(Exercise task): Below are records. Copy every line with "name" in it.

(Available records):
◇ ◇ ◇
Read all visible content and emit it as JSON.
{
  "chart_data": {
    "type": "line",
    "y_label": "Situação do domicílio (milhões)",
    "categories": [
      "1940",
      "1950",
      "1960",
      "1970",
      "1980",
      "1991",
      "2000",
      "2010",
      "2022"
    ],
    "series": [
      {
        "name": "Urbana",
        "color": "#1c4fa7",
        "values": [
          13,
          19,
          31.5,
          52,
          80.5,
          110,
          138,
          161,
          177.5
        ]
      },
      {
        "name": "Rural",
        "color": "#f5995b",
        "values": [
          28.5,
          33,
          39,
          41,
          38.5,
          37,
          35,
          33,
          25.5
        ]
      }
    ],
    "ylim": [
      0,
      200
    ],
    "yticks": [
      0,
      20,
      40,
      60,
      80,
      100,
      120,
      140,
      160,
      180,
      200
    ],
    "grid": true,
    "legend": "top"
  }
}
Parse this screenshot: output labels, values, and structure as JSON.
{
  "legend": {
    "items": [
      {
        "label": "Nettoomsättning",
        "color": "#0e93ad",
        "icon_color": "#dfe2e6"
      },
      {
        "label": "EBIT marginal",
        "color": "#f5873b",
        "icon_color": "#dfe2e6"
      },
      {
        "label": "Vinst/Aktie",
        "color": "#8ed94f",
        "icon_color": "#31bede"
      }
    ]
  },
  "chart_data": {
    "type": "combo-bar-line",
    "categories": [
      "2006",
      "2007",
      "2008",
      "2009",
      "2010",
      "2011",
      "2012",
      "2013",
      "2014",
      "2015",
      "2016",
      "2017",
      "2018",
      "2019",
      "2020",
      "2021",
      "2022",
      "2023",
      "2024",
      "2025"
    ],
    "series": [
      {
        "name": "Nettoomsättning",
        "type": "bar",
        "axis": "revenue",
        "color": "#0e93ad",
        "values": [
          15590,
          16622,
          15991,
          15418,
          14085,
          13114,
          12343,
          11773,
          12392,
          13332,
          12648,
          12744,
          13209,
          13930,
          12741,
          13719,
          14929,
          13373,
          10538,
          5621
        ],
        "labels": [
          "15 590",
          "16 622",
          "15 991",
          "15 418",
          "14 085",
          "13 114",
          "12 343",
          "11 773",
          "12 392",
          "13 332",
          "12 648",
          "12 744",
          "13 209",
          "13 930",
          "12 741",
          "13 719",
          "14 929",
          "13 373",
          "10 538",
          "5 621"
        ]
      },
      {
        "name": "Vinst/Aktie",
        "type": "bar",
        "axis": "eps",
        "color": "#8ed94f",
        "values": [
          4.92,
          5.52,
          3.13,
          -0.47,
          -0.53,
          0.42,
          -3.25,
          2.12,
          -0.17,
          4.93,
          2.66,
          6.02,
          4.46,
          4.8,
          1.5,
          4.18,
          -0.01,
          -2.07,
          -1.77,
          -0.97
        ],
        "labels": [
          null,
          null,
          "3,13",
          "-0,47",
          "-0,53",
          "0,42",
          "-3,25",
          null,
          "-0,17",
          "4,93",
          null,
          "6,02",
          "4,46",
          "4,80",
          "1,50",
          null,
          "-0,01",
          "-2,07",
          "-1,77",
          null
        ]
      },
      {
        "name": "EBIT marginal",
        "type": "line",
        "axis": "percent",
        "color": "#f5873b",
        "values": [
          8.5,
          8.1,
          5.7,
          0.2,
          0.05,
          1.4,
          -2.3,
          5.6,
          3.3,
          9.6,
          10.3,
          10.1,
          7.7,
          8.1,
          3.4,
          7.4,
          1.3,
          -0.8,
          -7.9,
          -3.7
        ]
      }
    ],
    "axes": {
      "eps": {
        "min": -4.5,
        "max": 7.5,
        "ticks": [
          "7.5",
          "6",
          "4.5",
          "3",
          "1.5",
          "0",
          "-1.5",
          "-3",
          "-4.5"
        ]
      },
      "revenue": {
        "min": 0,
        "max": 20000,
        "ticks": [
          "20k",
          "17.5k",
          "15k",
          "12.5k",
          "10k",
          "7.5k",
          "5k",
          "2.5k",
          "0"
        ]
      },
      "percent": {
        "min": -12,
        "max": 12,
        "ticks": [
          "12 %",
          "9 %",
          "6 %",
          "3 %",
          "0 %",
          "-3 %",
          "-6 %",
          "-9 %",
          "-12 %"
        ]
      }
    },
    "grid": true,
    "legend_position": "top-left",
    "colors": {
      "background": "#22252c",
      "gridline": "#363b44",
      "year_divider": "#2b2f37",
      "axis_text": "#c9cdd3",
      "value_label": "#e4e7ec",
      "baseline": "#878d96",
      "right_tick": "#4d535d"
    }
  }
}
◇ ◇ ◇
(Completed task):
        "name": "Urbana",
        "name": "Rural",
        "name": "Nettoomsättning",
        "name": "Vinst/Aktie",
        "name": "EBIT marginal",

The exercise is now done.